:: Recorded data
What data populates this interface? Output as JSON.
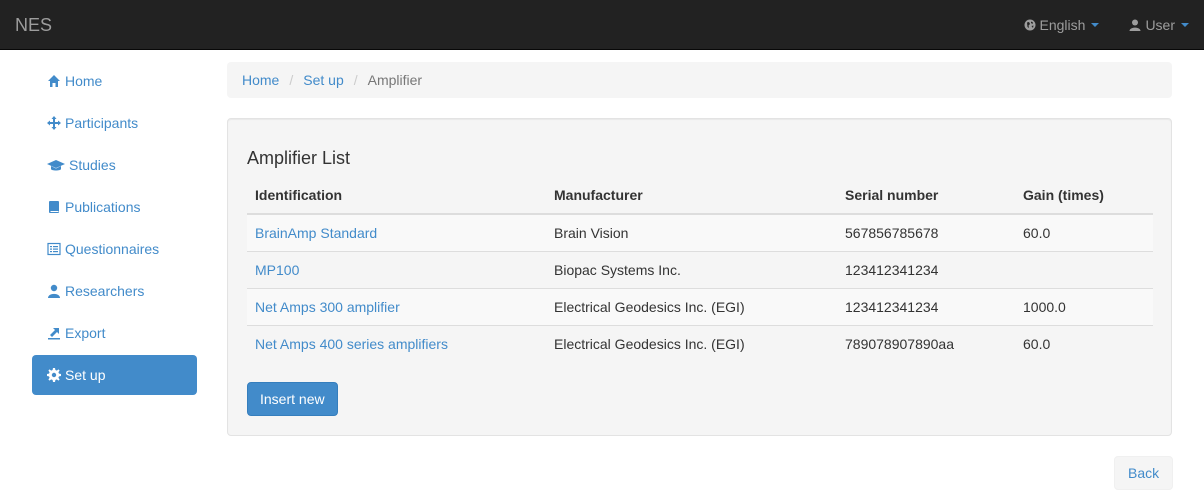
{
  "navbar": {
    "brand": "NES",
    "language": "English",
    "user": "User"
  },
  "sidebar": {
    "items": [
      {
        "label": "Home",
        "icon": "home-icon"
      },
      {
        "label": "Participants",
        "icon": "move-icon"
      },
      {
        "label": "Studies",
        "icon": "education-icon"
      },
      {
        "label": "Publications",
        "icon": "book-icon"
      },
      {
        "label": "Questionnaires",
        "icon": "list-alt-icon"
      },
      {
        "label": "Researchers",
        "icon": "user-icon"
      },
      {
        "label": "Export",
        "icon": "export-icon"
      },
      {
        "label": "Set up",
        "icon": "cog-icon",
        "active": true
      }
    ]
  },
  "breadcrumb": {
    "items": [
      "Home",
      "Set up"
    ],
    "current": "Amplifier"
  },
  "panel": {
    "title": "Amplifier List",
    "columns": [
      "Identification",
      "Manufacturer",
      "Serial number",
      "Gain (times)"
    ],
    "rows": [
      {
        "identification": "BrainAmp Standard",
        "manufacturer": "Brain Vision",
        "serial": "567856785678",
        "gain": "60.0"
      },
      {
        "identification": "MP100",
        "manufacturer": "Biopac Systems Inc.",
        "serial": "123412341234",
        "gain": ""
      },
      {
        "identification": "Net Amps 300 amplifier",
        "manufacturer": "Electrical Geodesics Inc. (EGI)",
        "serial": "123412341234",
        "gain": "1000.0"
      },
      {
        "identification": "Net Amps 400 series amplifiers",
        "manufacturer": "Electrical Geodesics Inc. (EGI)",
        "serial": "789078907890aa",
        "gain": "60.0"
      }
    ],
    "insert_label": "Insert new"
  },
  "back_label": "Back",
  "colors": {
    "accent": "#428bca",
    "navbar_bg": "#222222",
    "panel_bg": "#f5f5f5"
  }
}
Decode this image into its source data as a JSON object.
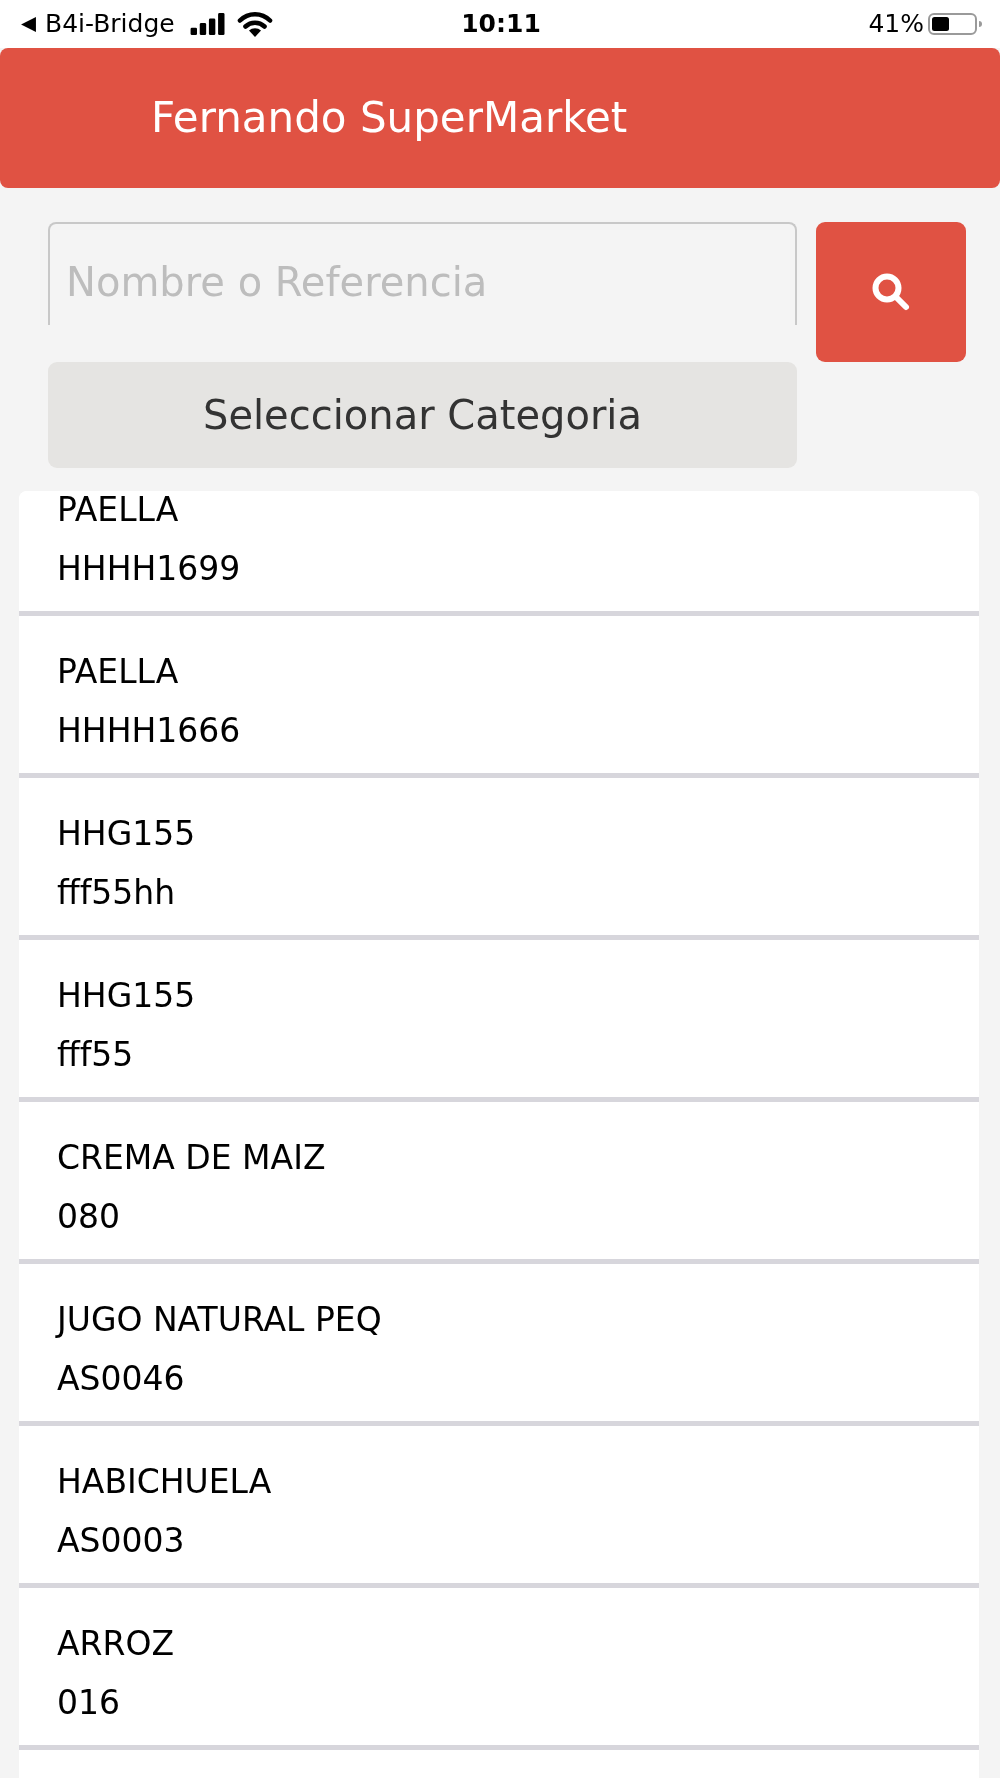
{
  "status_bar": {
    "back_label": "B4i-Bridge",
    "time": "10:11",
    "battery": "41%"
  },
  "header": {
    "title": "Fernando SuperMarket"
  },
  "search": {
    "placeholder": "Nombre o Referencia"
  },
  "category_button": {
    "label": "Seleccionar Categoria"
  },
  "products": [
    {
      "name": "PAELLA",
      "reference": "HHHH1699"
    },
    {
      "name": "PAELLA",
      "reference": "HHHH1666"
    },
    {
      "name": "HHG155",
      "reference": "fff55hh"
    },
    {
      "name": "HHG155",
      "reference": "fff55"
    },
    {
      "name": "CREMA DE MAIZ",
      "reference": "080"
    },
    {
      "name": "JUGO NATURAL PEQ",
      "reference": "AS0046"
    },
    {
      "name": "HABICHUELA",
      "reference": "AS0003"
    },
    {
      "name": "ARROZ",
      "reference": "016"
    }
  ]
}
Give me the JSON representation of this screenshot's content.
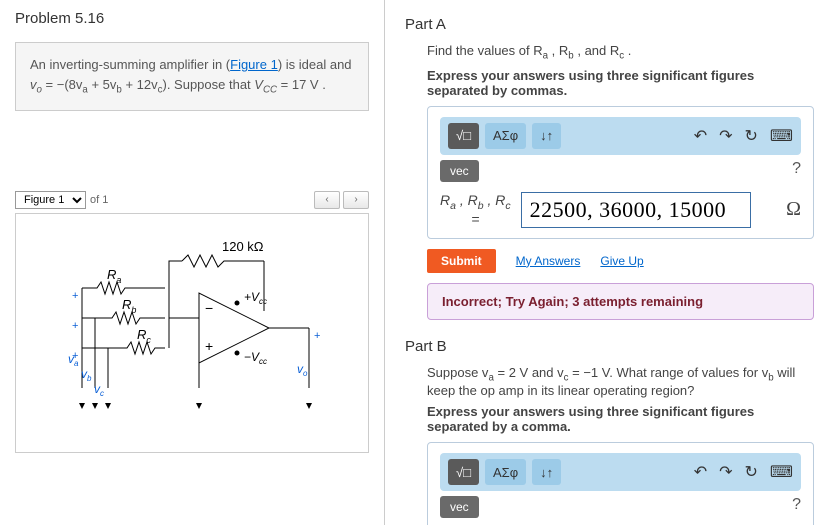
{
  "problem_title": "Problem 5.16",
  "problem_text_pre": "An inverting-summing amplifier in (",
  "figure_link": "Figure 1",
  "problem_text_mid": ") is ideal and ",
  "eq1_lhs": "v",
  "eq1_lhs_sub": "o",
  "eq1_rhs": " = −(8v",
  "eq1_rhs_a": "a",
  "eq1_rhs_2": " + 5v",
  "eq1_rhs_b": "b",
  "eq1_rhs_3": " + 12v",
  "eq1_rhs_c": "c",
  "eq1_rhs_4": "). ",
  "supp_pre": "Suppose that ",
  "supp_v": "V",
  "supp_sub": "CC",
  "supp_eq": " = 17  V .",
  "figure_sel": "Figure 1",
  "figure_of": "of 1",
  "nav_prev": "‹",
  "nav_next": "›",
  "circuit_top_r": "120 kΩ",
  "r_a": "R",
  "r_a_sub": "a",
  "r_b": "R",
  "r_b_sub": "b",
  "r_c": "R",
  "r_c_sub": "c",
  "plus_vcc": "+V",
  "plus_vcc_sub": "cc",
  "minus_vcc": "−V",
  "minus_vcc_sub": "cc",
  "va": "v",
  "va_s": "a",
  "vb": "v",
  "vb_s": "b",
  "vc": "v",
  "vc_s": "c",
  "vo": "v",
  "vo_s": "o",
  "partA_label": "Part A",
  "partA_prompt": "Find the values of R",
  "partA_prompt2": " , R",
  "partA_prompt3": " , and R",
  "partA_prompt4": " .",
  "ra_s": "a",
  "rb_s": "b",
  "rc_s": "c",
  "partA_instr": "Express your answers using three significant figures separated by commas.",
  "tb_sqrt": "√□",
  "tb_greek": "ΑΣφ",
  "tb_arrows": "↓↑",
  "undo": "↶",
  "redo": "↷",
  "reset": "↻",
  "keyb": "⌨",
  "vec": "vec",
  "qm": "?",
  "ans_vars": "R",
  "ans_a": "a",
  "ans_comma": " , R",
  "ans_b": "b",
  "ans_c": "c",
  "ans_eq": "=",
  "input_value": "22500, 36000, 15000",
  "unit": "Ω",
  "submit": "Submit",
  "myans": "My Answers",
  "giveup": "Give Up",
  "feedback": "Incorrect; Try Again; 3 attempts remaining",
  "partB_label": "Part B",
  "partB_prompt_1": "Suppose v",
  "partB_a": "a",
  "partB_eq1": " = 2 V and v",
  "partB_c": "c",
  "partB_eq2": " = −1 V. What range of values for v",
  "partB_b": "b",
  "partB_end": " will keep the op amp in its linear operating region?",
  "partB_instr": "Express your answers using three significant figures separated by a comma."
}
::::
The exercise =
Can the lines from the one with "Give me the" to the end of the records above be quoted exactly, both ends included, with every picture omitted?

Full output =
Give me the JSON representation of this screenshot's content.
{
  "problem_title": "Problem 5.16",
  "problem_text_pre": "An inverting-summing amplifier in (",
  "figure_link": "Figure 1",
  "problem_text_mid": ") is ideal and ",
  "eq1_lhs": "v",
  "eq1_lhs_sub": "o",
  "eq1_rhs": " = −(8v",
  "eq1_rhs_a": "a",
  "eq1_rhs_2": " + 5v",
  "eq1_rhs_b": "b",
  "eq1_rhs_3": " + 12v",
  "eq1_rhs_c": "c",
  "eq1_rhs_4": "). ",
  "supp_pre": "Suppose that ",
  "supp_v": "V",
  "supp_sub": "CC",
  "supp_eq": " = 17  V .",
  "figure_sel": "Figure 1",
  "figure_of": "of 1",
  "nav_prev": "‹",
  "nav_next": "›",
  "circuit_top_r": "120 kΩ",
  "r_a": "R",
  "r_a_sub": "a",
  "r_b": "R",
  "r_b_sub": "b",
  "r_c": "R",
  "r_c_sub": "c",
  "plus_vcc": "+V",
  "plus_vcc_sub": "cc",
  "minus_vcc": "−V",
  "minus_vcc_sub": "cc",
  "va": "v",
  "va_s": "a",
  "vb": "v",
  "vb_s": "b",
  "vc": "v",
  "vc_s": "c",
  "vo": "v",
  "vo_s": "o",
  "partA_label": "Part A",
  "partA_prompt": "Find the values of R",
  "partA_prompt2": " , R",
  "partA_prompt3": " , and R",
  "partA_prompt4": " .",
  "ra_s": "a",
  "rb_s": "b",
  "rc_s": "c",
  "partA_instr": "Express your answers using three significant figures separated by commas.",
  "tb_sqrt": "√□",
  "tb_greek": "ΑΣφ",
  "tb_arrows": "↓↑",
  "undo": "↶",
  "redo": "↷",
  "reset": "↻",
  "keyb": "⌨",
  "vec": "vec",
  "qm": "?",
  "ans_vars": "R",
  "ans_a": "a",
  "ans_comma": " , R",
  "ans_b": "b",
  "ans_c": "c",
  "ans_eq": "=",
  "input_value": "22500, 36000, 15000",
  "unit": "Ω",
  "submit": "Submit",
  "myans": "My Answers",
  "giveup": "Give Up",
  "feedback": "Incorrect; Try Again; 3 attempts remaining",
  "partB_label": "Part B",
  "partB_prompt_1": "Suppose v",
  "partB_a": "a",
  "partB_eq1": " = 2 V and v",
  "partB_c": "c",
  "partB_eq2": " = −1 V. What range of values for v",
  "partB_b": "b",
  "partB_end": " will keep the op amp in its linear operating region?",
  "partB_instr": "Express your answers using three significant figures separated by a comma."
}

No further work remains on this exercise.